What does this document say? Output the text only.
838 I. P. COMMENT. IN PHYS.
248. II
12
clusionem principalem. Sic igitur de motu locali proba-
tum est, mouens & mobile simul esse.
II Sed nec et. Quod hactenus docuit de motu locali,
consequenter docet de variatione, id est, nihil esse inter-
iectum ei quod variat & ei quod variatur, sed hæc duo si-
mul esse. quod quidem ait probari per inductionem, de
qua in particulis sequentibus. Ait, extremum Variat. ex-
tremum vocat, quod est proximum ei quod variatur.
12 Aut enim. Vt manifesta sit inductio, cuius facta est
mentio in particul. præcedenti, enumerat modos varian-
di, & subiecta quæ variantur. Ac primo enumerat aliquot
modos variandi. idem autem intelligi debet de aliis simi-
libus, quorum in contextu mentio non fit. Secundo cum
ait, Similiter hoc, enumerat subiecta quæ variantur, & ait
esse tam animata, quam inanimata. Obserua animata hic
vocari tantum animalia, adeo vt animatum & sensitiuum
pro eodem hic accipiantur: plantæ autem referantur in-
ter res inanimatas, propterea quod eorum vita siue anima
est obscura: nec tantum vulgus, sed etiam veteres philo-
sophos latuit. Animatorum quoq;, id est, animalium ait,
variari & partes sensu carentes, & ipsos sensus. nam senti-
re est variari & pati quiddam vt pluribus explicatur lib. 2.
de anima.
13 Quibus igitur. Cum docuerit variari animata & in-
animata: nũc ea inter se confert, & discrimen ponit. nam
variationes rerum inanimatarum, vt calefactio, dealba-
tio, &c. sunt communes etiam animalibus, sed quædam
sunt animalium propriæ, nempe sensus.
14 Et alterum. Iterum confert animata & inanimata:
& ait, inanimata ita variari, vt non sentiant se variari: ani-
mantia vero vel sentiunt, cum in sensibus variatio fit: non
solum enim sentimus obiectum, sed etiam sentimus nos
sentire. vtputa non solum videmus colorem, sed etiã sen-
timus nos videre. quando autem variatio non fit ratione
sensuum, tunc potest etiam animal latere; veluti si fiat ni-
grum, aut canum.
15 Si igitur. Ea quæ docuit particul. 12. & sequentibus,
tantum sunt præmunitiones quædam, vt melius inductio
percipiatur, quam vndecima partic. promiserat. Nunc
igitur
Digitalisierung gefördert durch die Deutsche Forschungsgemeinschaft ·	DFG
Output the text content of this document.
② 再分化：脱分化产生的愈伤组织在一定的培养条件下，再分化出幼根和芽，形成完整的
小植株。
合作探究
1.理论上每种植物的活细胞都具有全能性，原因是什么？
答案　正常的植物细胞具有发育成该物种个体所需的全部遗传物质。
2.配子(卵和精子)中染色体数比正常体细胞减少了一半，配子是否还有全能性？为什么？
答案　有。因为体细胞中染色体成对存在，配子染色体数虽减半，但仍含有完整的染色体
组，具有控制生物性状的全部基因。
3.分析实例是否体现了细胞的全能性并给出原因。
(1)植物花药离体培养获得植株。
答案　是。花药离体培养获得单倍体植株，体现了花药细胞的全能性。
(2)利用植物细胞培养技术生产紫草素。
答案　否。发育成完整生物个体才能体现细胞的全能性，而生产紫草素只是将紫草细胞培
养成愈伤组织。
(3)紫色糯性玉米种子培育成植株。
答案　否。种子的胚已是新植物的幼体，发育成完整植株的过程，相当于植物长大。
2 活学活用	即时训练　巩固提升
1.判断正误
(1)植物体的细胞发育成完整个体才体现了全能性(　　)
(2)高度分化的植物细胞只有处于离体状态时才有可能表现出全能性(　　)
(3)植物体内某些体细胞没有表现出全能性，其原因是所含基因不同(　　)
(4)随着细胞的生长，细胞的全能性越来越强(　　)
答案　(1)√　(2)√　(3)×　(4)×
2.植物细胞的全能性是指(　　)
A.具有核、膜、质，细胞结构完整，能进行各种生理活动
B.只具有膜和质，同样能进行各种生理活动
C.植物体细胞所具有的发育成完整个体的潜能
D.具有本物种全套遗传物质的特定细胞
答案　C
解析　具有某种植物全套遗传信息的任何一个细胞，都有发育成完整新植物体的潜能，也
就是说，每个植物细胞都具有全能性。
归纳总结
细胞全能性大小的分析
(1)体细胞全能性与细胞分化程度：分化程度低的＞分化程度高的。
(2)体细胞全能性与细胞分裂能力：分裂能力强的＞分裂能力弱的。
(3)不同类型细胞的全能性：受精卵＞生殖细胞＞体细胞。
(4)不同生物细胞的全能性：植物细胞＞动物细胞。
+ + + + +
WHAT YOU HAVE TO DO
Lines from the records above that hold "sensus" are the ones to list.

COMPLETE OUTPUT
variari & partes sensu carentes, & ipsos sensus. nam senti-
sunt animalium propriæ, nempe sensus.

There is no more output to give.